§ **GOAL OF THE EXERCISE**
Rewrite every line of the entries below as a numbered list, and leave out any blank lines.

-=-=-=-=-

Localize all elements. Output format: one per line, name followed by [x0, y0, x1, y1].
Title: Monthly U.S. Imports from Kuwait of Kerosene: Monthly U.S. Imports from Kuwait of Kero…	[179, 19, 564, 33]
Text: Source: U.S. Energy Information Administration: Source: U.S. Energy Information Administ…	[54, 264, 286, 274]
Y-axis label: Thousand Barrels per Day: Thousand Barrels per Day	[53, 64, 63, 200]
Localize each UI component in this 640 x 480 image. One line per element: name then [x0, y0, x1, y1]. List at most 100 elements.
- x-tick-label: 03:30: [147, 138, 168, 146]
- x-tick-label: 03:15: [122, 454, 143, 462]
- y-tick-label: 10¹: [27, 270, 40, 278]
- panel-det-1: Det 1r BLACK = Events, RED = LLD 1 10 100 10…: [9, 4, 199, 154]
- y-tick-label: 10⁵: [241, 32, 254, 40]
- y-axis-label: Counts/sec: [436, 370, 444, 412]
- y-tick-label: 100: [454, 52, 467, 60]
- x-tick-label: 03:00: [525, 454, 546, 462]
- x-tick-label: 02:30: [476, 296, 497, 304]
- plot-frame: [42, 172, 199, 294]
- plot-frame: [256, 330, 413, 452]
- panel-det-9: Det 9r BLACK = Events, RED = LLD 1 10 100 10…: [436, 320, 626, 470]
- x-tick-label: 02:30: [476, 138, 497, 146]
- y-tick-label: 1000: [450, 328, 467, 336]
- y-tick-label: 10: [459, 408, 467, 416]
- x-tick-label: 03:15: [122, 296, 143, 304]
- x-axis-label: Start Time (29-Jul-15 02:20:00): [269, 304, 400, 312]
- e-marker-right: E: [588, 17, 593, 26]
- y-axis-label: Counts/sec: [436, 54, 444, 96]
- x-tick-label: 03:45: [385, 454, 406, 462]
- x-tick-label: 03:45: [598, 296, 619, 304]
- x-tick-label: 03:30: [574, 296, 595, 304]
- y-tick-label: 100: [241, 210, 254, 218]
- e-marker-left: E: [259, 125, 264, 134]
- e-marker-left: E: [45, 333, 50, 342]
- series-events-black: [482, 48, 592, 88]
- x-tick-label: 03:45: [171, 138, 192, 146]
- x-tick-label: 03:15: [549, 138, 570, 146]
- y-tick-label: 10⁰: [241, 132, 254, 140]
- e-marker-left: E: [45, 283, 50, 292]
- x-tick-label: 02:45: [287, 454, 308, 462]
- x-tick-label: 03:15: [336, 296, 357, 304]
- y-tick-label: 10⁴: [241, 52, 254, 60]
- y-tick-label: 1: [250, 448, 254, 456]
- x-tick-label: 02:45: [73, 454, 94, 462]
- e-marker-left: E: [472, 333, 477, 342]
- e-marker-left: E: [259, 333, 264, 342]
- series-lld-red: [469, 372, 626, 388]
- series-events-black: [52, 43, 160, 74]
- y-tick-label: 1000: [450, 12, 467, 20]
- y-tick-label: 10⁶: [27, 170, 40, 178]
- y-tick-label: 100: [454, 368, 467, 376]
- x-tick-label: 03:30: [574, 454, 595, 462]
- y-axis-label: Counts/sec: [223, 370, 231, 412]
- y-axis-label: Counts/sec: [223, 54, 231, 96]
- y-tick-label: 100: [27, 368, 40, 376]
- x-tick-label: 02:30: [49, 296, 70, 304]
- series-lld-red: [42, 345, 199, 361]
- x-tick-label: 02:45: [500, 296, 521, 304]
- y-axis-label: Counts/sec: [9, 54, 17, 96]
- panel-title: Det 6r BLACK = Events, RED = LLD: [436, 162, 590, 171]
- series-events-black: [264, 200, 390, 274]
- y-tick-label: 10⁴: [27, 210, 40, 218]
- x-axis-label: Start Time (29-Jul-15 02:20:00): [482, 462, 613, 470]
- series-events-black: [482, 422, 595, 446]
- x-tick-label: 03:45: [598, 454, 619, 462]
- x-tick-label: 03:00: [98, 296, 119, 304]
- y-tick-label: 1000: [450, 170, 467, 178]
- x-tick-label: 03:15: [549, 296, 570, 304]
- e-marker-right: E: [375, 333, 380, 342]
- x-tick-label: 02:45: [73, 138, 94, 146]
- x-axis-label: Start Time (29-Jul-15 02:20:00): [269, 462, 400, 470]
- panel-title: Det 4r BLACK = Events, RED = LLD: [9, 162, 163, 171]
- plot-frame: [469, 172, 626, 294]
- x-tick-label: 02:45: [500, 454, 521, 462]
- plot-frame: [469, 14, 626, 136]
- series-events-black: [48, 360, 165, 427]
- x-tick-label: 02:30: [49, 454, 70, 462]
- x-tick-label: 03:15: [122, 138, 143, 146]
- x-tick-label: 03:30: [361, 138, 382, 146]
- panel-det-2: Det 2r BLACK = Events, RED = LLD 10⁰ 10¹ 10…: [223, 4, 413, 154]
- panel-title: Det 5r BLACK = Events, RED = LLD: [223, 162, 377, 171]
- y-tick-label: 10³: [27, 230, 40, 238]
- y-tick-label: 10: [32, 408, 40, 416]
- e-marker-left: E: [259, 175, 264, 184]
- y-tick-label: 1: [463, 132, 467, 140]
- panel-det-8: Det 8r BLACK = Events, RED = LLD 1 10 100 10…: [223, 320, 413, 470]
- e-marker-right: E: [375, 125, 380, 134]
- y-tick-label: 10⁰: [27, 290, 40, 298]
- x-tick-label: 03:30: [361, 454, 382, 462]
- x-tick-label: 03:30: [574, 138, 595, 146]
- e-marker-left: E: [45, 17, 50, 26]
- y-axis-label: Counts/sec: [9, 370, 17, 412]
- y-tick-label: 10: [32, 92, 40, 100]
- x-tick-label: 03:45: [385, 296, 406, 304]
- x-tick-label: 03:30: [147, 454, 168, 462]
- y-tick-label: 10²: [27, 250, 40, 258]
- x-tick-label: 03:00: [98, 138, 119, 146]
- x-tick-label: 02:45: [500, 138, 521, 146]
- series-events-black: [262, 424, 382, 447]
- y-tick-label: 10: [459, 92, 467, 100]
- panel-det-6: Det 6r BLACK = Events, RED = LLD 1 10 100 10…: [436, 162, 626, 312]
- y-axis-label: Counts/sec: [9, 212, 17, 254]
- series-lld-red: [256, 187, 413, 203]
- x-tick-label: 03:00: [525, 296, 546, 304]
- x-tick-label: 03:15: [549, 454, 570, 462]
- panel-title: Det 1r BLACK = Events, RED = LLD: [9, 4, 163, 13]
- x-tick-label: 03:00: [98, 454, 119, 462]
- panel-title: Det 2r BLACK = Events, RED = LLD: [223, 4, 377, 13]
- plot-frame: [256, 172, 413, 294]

-=-=-=-=-

§ **SOLUTION TO THIS TASK**
1. Localize all elements. Output format: one per line, name followed by [x0, y0, x1, y1].
2. Title: Monthly U.S. Imports from Kuwait of Kerosene: Monthly U.S. Imports from Kuwait of Kero…	[179, 19, 564, 33]
3. Text: Source: U.S. Energy Information Administration: Source: U.S. Energy Information Administ…	[54, 264, 286, 274]
4. Y-axis label: Thousand Barrels per Day: Thousand Barrels per Day	[53, 64, 63, 200]
5. Localize each UI component in this 640 x 480 image. One line per element: name then [x0, y0, x1, y1]. List at most 100 elements.
6. - x-tick-label: 03:30: [147, 138, 168, 146]
7. - x-tick-label: 03:15: [122, 454, 143, 462]
8. - y-tick-label: 10¹: [27, 270, 40, 278]
9. - panel-det-1: Det 1r BLACK = Events, RED = LLD 1 10 100 10…: [9, 4, 199, 154]
10. - y-tick-label: 10⁵: [241, 32, 254, 40]
11. - y-axis-label: Counts/sec: [436, 370, 444, 412]
12. - y-tick-label: 100: [454, 52, 467, 60]
13. - x-tick-label: 03:00: [525, 454, 546, 462]
14. - x-tick-label: 02:30: [476, 296, 497, 304]
15. - plot-frame: [42, 172, 199, 294]
16. - plot-frame: [256, 330, 413, 452]
17. - panel-det-9: Det 9r BLACK = Events, RED = LLD 1 10 100 10…: [436, 320, 626, 470]
18. - x-tick-label: 02:30: [476, 138, 497, 146]
19. - y-tick-label: 1000: [450, 328, 467, 336]
20. - y-tick-label: 10: [459, 408, 467, 416]
21. - x-tick-label: 03:15: [122, 296, 143, 304]
22. - x-axis-label: Start Time (29-Jul-15 02:20:00): [269, 304, 400, 312]
23. - e-marker-right: E: [588, 17, 593, 26]
24. - y-axis-label: Counts/sec: [436, 54, 444, 96]
25. - x-tick-label: 03:45: [385, 454, 406, 462]
26. - x-tick-label: 03:45: [598, 296, 619, 304]
27. - x-tick-label: 03:30: [574, 296, 595, 304]
28. - y-tick-label: 100: [241, 210, 254, 218]
29. - e-marker-left: E: [259, 125, 264, 134]
30. - e-marker-left: E: [45, 333, 50, 342]
31. - series-events-black: [482, 48, 592, 88]
32. - x-tick-label: 03:45: [171, 138, 192, 146]
33. - x-tick-label: 03:15: [549, 138, 570, 146]
34. - y-tick-label: 10⁰: [241, 132, 254, 140]
35. - e-marker-left: E: [45, 283, 50, 292]
36. - x-tick-label: 02:45: [287, 454, 308, 462]
37. - x-tick-label: 03:15: [336, 296, 357, 304]
38. - y-tick-label: 10⁴: [241, 52, 254, 60]
39. - y-tick-label: 1: [250, 448, 254, 456]
40. - x-tick-label: 02:45: [73, 454, 94, 462]
41. - e-marker-left: E: [472, 333, 477, 342]
42. - e-marker-left: E: [259, 333, 264, 342]
43. - series-lld-red: [469, 372, 626, 388]
44. - series-events-black: [52, 43, 160, 74]
45. - y-tick-label: 1000: [450, 12, 467, 20]
46. - y-tick-label: 10⁶: [27, 170, 40, 178]
47. - y-tick-label: 100: [454, 368, 467, 376]
48. - x-tick-label: 03:30: [574, 454, 595, 462]
49. - y-axis-label: Counts/sec: [223, 370, 231, 412]
50. - y-axis-label: Counts/sec: [223, 54, 231, 96]
51. - y-tick-label: 100: [27, 368, 40, 376]
52. - x-tick-label: 02:30: [49, 296, 70, 304]
53. - series-lld-red: [42, 345, 199, 361]
54. - x-tick-label: 02:45: [500, 296, 521, 304]
55. - y-axis-label: Counts/sec: [9, 54, 17, 96]
56. - panel-title: Det 6r BLACK = Events, RED = LLD: [436, 162, 590, 171]
57. - series-events-black: [264, 200, 390, 274]
58. - y-tick-label: 10⁴: [27, 210, 40, 218]
59. - x-axis-label: Start Time (29-Jul-15 02:20:00): [482, 462, 613, 470]
60. - series-events-black: [482, 422, 595, 446]
61. - x-tick-label: 03:45: [598, 454, 619, 462]
62. - x-tick-label: 03:00: [98, 296, 119, 304]
63. - y-tick-label: 1000: [450, 170, 467, 178]
64. - x-tick-label: 03:15: [549, 296, 570, 304]
65. - e-marker-right: E: [375, 333, 380, 342]
66. - x-tick-label: 02:45: [73, 138, 94, 146]
67. - x-axis-label: Start Time (29-Jul-15 02:20:00): [269, 462, 400, 470]
68. - panel-title: Det 4r BLACK = Events, RED = LLD: [9, 162, 163, 171]
69. - plot-frame: [469, 172, 626, 294]
70. - x-tick-label: 02:45: [500, 454, 521, 462]
71. - plot-frame: [469, 14, 626, 136]
72. - series-events-black: [48, 360, 165, 427]
73. - x-tick-label: 02:30: [49, 454, 70, 462]
74. - x-tick-label: 03:15: [122, 138, 143, 146]
75. - x-tick-label: 03:30: [361, 138, 382, 146]
76. - panel-det-2: Det 2r BLACK = Events, RED = LLD 10⁰ 10¹ 10…: [223, 4, 413, 154]
77. - panel-title: Det 5r BLACK = Events, RED = LLD: [223, 162, 377, 171]
78. - y-tick-label: 10³: [27, 230, 40, 238]
79. - y-tick-label: 10: [32, 408, 40, 416]
80. - e-marker-left: E: [259, 175, 264, 184]
81. - y-tick-label: 1: [463, 132, 467, 140]
82. - panel-det-8: Det 8r BLACK = Events, RED = LLD 1 10 100 10…: [223, 320, 413, 470]
83. - e-marker-right: E: [375, 125, 380, 134]
84. - y-tick-label: 10⁰: [27, 290, 40, 298]
85. - x-tick-label: 03:30: [361, 454, 382, 462]
86. - x-tick-label: 03:30: [574, 138, 595, 146]
87. - e-marker-left: E: [45, 17, 50, 26]
88. - y-axis-label: Counts/sec: [9, 370, 17, 412]
89. - y-tick-label: 10: [32, 92, 40, 100]
90. - x-tick-label: 03:45: [385, 296, 406, 304]
91. - x-tick-label: 03:30: [147, 454, 168, 462]
92. - y-tick-label: 10²: [27, 250, 40, 258]
93. - x-tick-label: 03:00: [98, 138, 119, 146]
94. - x-tick-label: 02:45: [500, 138, 521, 146]
95. - series-events-black: [262, 424, 382, 447]
96. - y-tick-label: 10: [459, 92, 467, 100]
97. - panel-det-6: Det 6r BLACK = Events, RED = LLD 1 10 100 10…: [436, 162, 626, 312]
98. - y-axis-label: Counts/sec: [9, 212, 17, 254]
99. - series-lld-red: [256, 187, 413, 203]
100. - x-tick-label: 03:00: [525, 296, 546, 304]
101. - x-tick-label: 03:15: [549, 454, 570, 462]
102. - panel-title: Det 1r BLACK = Events, RED = LLD: [9, 4, 163, 13]
103. - x-tick-label: 03:00: [98, 454, 119, 462]
104. - panel-title: Det 2r BLACK = Events, RED = LLD: [223, 4, 377, 13]
105. - plot-frame: [256, 172, 413, 294]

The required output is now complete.